(Records from a collection)
———

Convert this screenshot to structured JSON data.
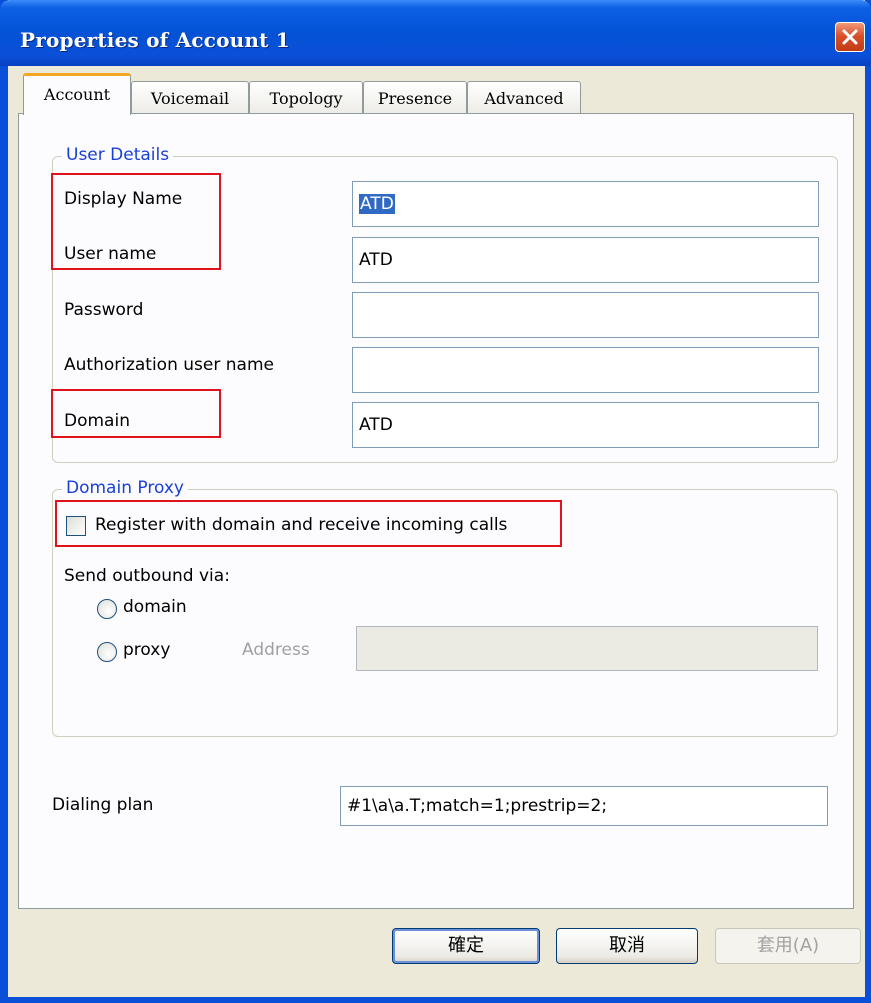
{
  "window": {
    "title": "Properties of Account 1",
    "close_icon": "close-icon"
  },
  "tabs": [
    {
      "label": "Account",
      "active": true
    },
    {
      "label": "Voicemail",
      "active": false
    },
    {
      "label": "Topology",
      "active": false
    },
    {
      "label": "Presence",
      "active": false
    },
    {
      "label": "Advanced",
      "active": false
    }
  ],
  "user_details": {
    "group_label": "User Details",
    "display_name": {
      "label": "Display Name",
      "value": "ATD"
    },
    "user_name": {
      "label": "User name",
      "value": "ATD"
    },
    "password": {
      "label": "Password",
      "value": ""
    },
    "auth_user_name": {
      "label": "Authorization user name",
      "value": ""
    },
    "domain": {
      "label": "Domain",
      "value": "ATD"
    }
  },
  "domain_proxy": {
    "group_label": "Domain Proxy",
    "register_checkbox": {
      "label": "Register with domain and receive incoming calls",
      "checked": false
    },
    "send_outbound_label": "Send outbound via:",
    "radio_domain": {
      "label": "domain",
      "selected": false
    },
    "radio_proxy": {
      "label": "proxy",
      "selected": false
    },
    "address": {
      "label": "Address",
      "value": ""
    }
  },
  "dialing_plan": {
    "label": "Dialing plan",
    "value": "#1\\a\\a.T;match=1;prestrip=2;"
  },
  "buttons": {
    "ok": "確定",
    "cancel": "取消",
    "apply": "套用(A)"
  },
  "colors": {
    "accent": "#0a4fd8",
    "highlight_box": "#e0121e",
    "group_label": "#1a3fd6",
    "active_tab": "#f5a623"
  }
}
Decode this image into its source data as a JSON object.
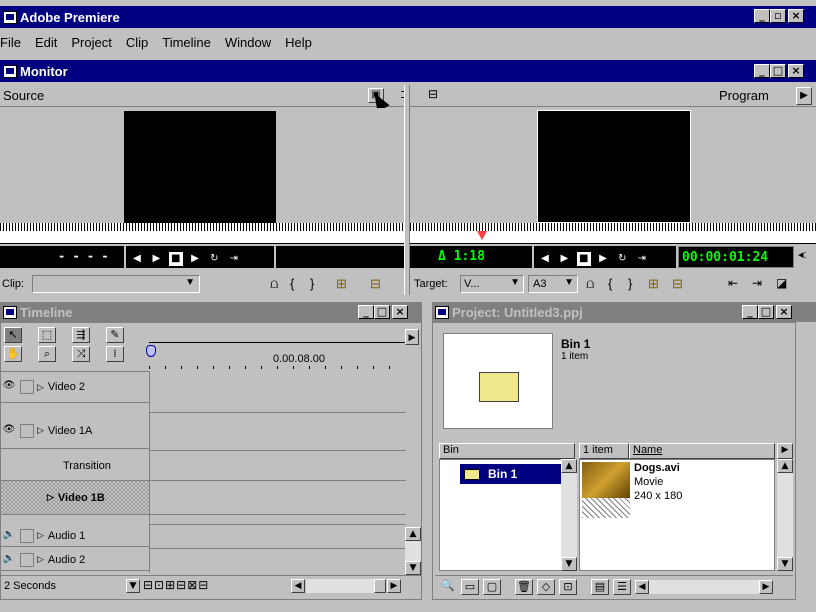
{
  "app": {
    "title": "Adobe Premiere"
  },
  "menu": [
    "File",
    "Edit",
    "Project",
    "Clip",
    "Timeline",
    "Window",
    "Help"
  ],
  "monitor": {
    "title": "Monitor",
    "source_label": "Source",
    "program_label": "Program",
    "source_timecode": "- - - -",
    "delta_timecode": "Δ 1:18",
    "program_timecode": "00:00:01:24",
    "clip_label": "Clip:",
    "target_label": "Target:",
    "target_video": "V...",
    "target_audio": "A3"
  },
  "timeline": {
    "title": "Timeline",
    "ruler_time": "0.00.08.00",
    "tracks": [
      "Video 2",
      "Video 1A",
      "Transition",
      "Video 1B",
      "Audio 1",
      "Audio 2"
    ],
    "time_unit": "2 Seconds"
  },
  "project": {
    "title": "Project: Untitled3.ppj",
    "bin_name": "Bin 1",
    "bin_count": "1 item",
    "col_bin": "Bin",
    "col_count": "1 item",
    "col_name": "Name",
    "bin_list_item": "Bin 1",
    "clip_name": "Dogs.avi",
    "clip_type": "Movie",
    "clip_size": "240 x 180"
  },
  "colors": {
    "title_active": "#000080",
    "title_inactive": "#808080",
    "face": "#c0c0c0",
    "timecode": "#00ff00"
  }
}
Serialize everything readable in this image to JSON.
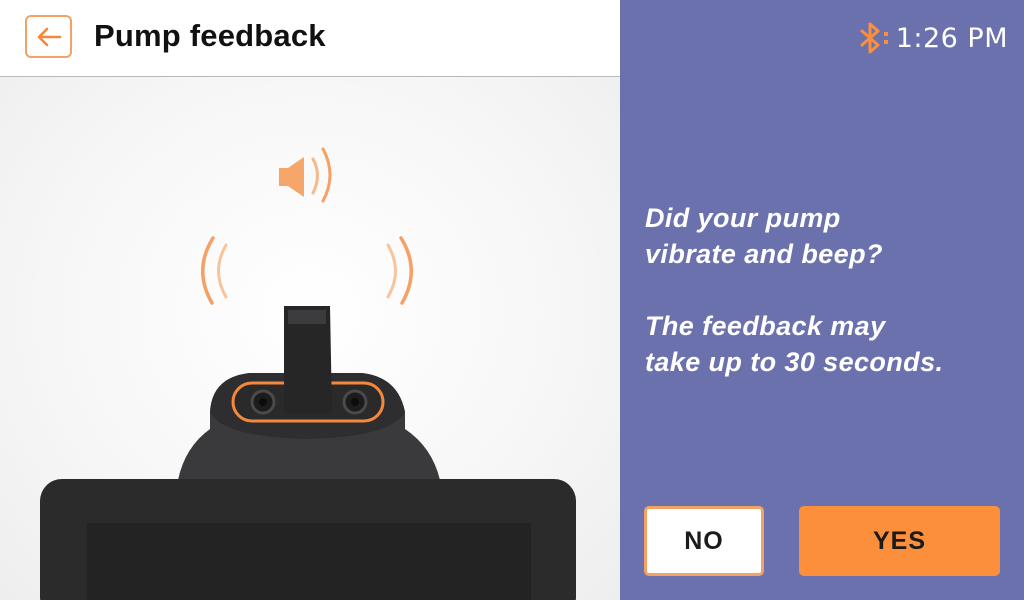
{
  "header": {
    "title": "Pump feedback",
    "back_icon": "arrow-left-icon"
  },
  "status": {
    "time": "1:26 PM",
    "bluetooth_icon": "bluetooth-icon"
  },
  "prompt": {
    "question": "Did your pump\nvibrate and beep?",
    "note": "The feedback may\ntake up to 30 seconds."
  },
  "actions": {
    "no_label": "NO",
    "yes_label": "YES"
  },
  "colors": {
    "accent": "#fb8f3c",
    "panel": "#6b71ad"
  }
}
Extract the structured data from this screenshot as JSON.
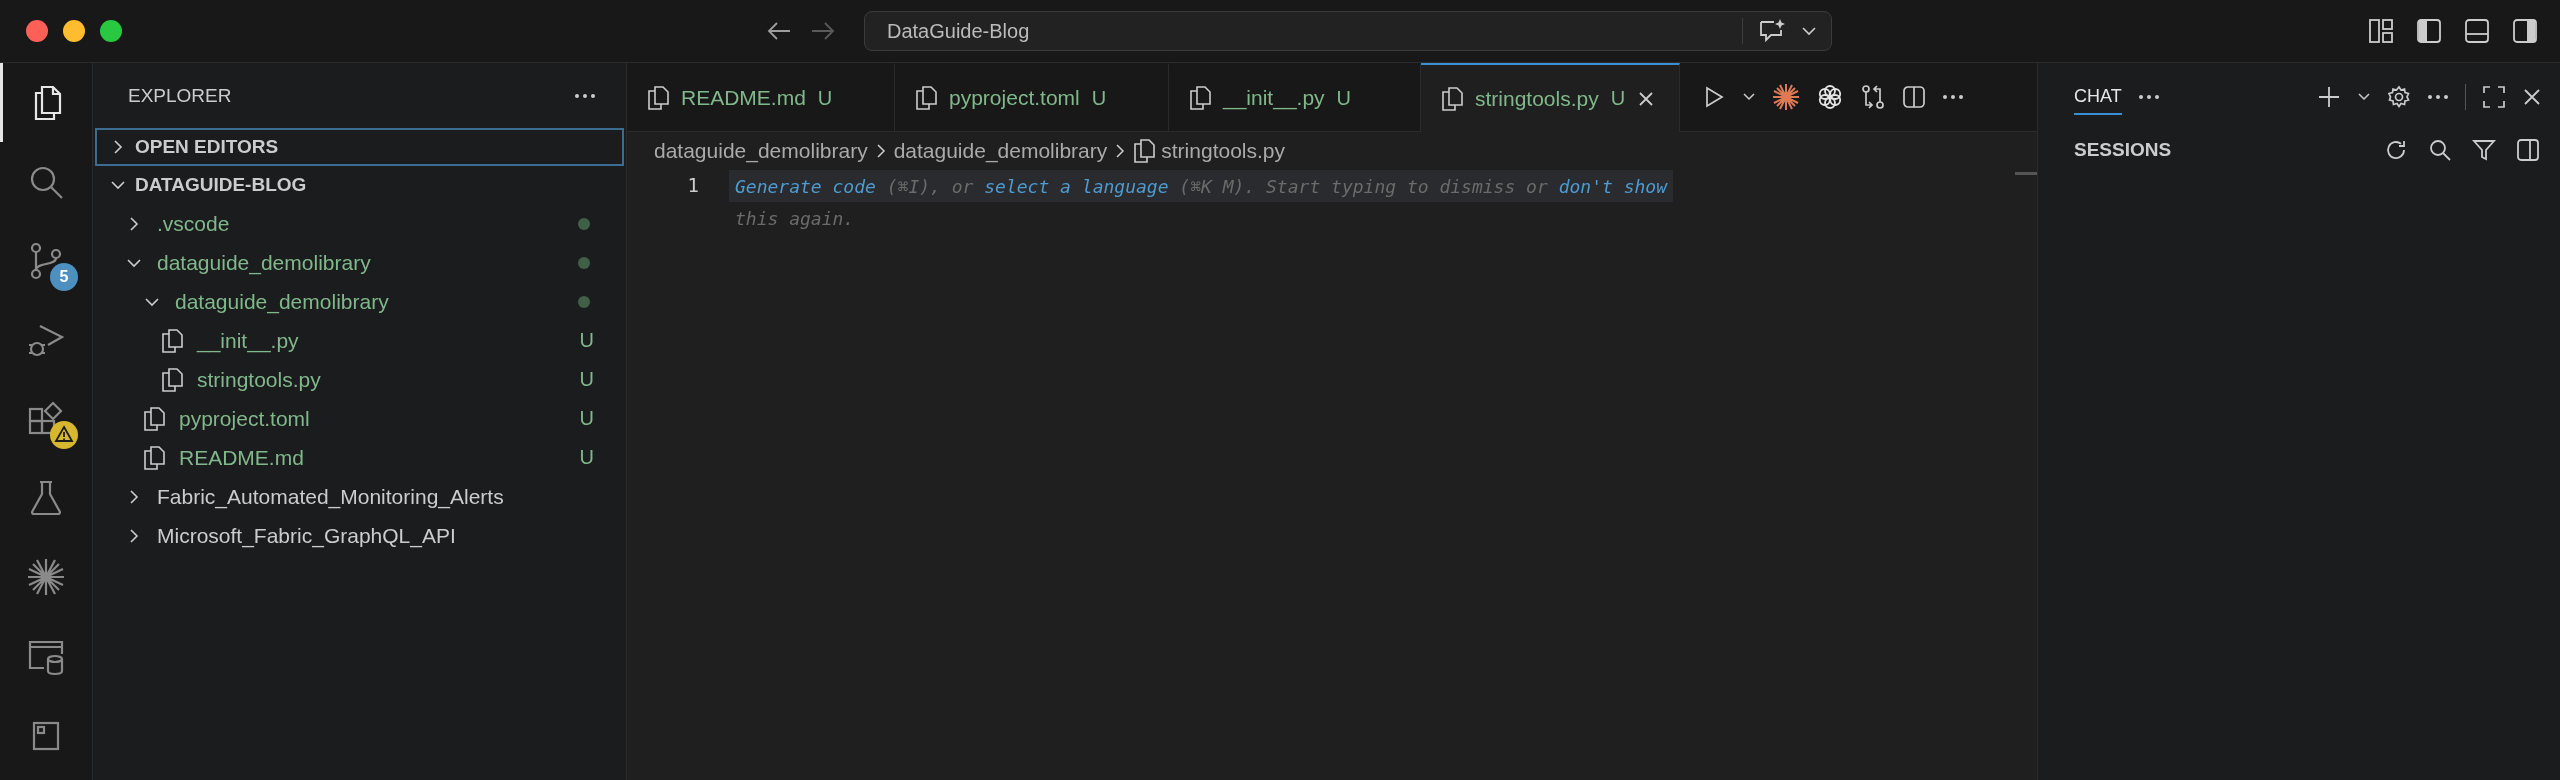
{
  "window": {
    "title": "DataGuide-Blog"
  },
  "activity_bar": {
    "items": [
      {
        "kind": "explorer",
        "selected": true
      },
      {
        "kind": "search",
        "selected": false
      },
      {
        "kind": "source-control",
        "selected": false,
        "badge": "5"
      },
      {
        "kind": "run-debug",
        "selected": false
      },
      {
        "kind": "extensions",
        "selected": false,
        "warning": true
      },
      {
        "kind": "testing",
        "selected": false
      },
      {
        "kind": "starburst",
        "selected": false
      },
      {
        "kind": "database",
        "selected": false
      },
      {
        "kind": "panel",
        "selected": false
      }
    ]
  },
  "sidebar": {
    "title": "EXPLORER",
    "sections": [
      {
        "title": "OPEN EDITORS",
        "expanded": false,
        "focused": true
      },
      {
        "title": "DATAGUIDE-BLOG",
        "expanded": true,
        "focused": false,
        "tree": [
          {
            "name": ".vscode",
            "kind": "folder",
            "expanded": false,
            "changed": true,
            "dot": true
          },
          {
            "name": "dataguide_demolibrary",
            "kind": "folder",
            "expanded": true,
            "changed": true,
            "dot": true,
            "children": [
              {
                "name": "dataguide_demolibrary",
                "kind": "folder",
                "expanded": true,
                "changed": true,
                "dot": true,
                "children": [
                  {
                    "name": "__init__.py",
                    "kind": "file",
                    "changed": true,
                    "status": "U"
                  },
                  {
                    "name": "stringtools.py",
                    "kind": "file",
                    "changed": true,
                    "status": "U"
                  }
                ]
              },
              {
                "name": "pyproject.toml",
                "kind": "file",
                "changed": true,
                "status": "U"
              },
              {
                "name": "README.md",
                "kind": "file",
                "changed": true,
                "status": "U"
              }
            ]
          },
          {
            "name": "Fabric_Automated_Monitoring_Alerts",
            "kind": "folder",
            "expanded": false,
            "changed": false,
            "dot": false
          },
          {
            "name": "Microsoft_Fabric_GraphQL_API",
            "kind": "folder",
            "expanded": false,
            "changed": false,
            "dot": false
          }
        ]
      }
    ]
  },
  "editor": {
    "tabs": [
      {
        "label": "README.md",
        "status": "U",
        "selected": false
      },
      {
        "label": "pyproject.toml",
        "status": "U",
        "selected": false
      },
      {
        "label": "__init__.py",
        "status": "U",
        "selected": false
      },
      {
        "label": "stringtools.py",
        "status": "U",
        "selected": true
      }
    ],
    "breadcrumb": [
      "dataguide_demolibrary",
      "dataguide_demolibrary",
      "stringtools.py"
    ],
    "line_number": "1",
    "hint_lines": [
      [
        {
          "kind": "link",
          "text": "Generate code"
        },
        {
          "kind": "text",
          "text": " (⌘I), or "
        },
        {
          "kind": "link",
          "text": "select a language"
        },
        {
          "kind": "text",
          "text": " (⌘K M). Start typing to dismiss or "
        },
        {
          "kind": "link",
          "text": "don't show"
        }
      ],
      [
        {
          "kind": "text",
          "text": "this again."
        }
      ]
    ]
  },
  "chat": {
    "tabs": [
      {
        "label": "CHAT",
        "selected": true
      }
    ],
    "section": "SESSIONS"
  }
}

———

**What the task asks**: Scan the material above. Copy each line where "expanded" occurs.

**Answer for this exercise**:
        "expanded": false,
        "expanded": true,
            "expanded": false,
            "expanded": true,
                "expanded": true,
            "expanded": false,
            "expanded": false,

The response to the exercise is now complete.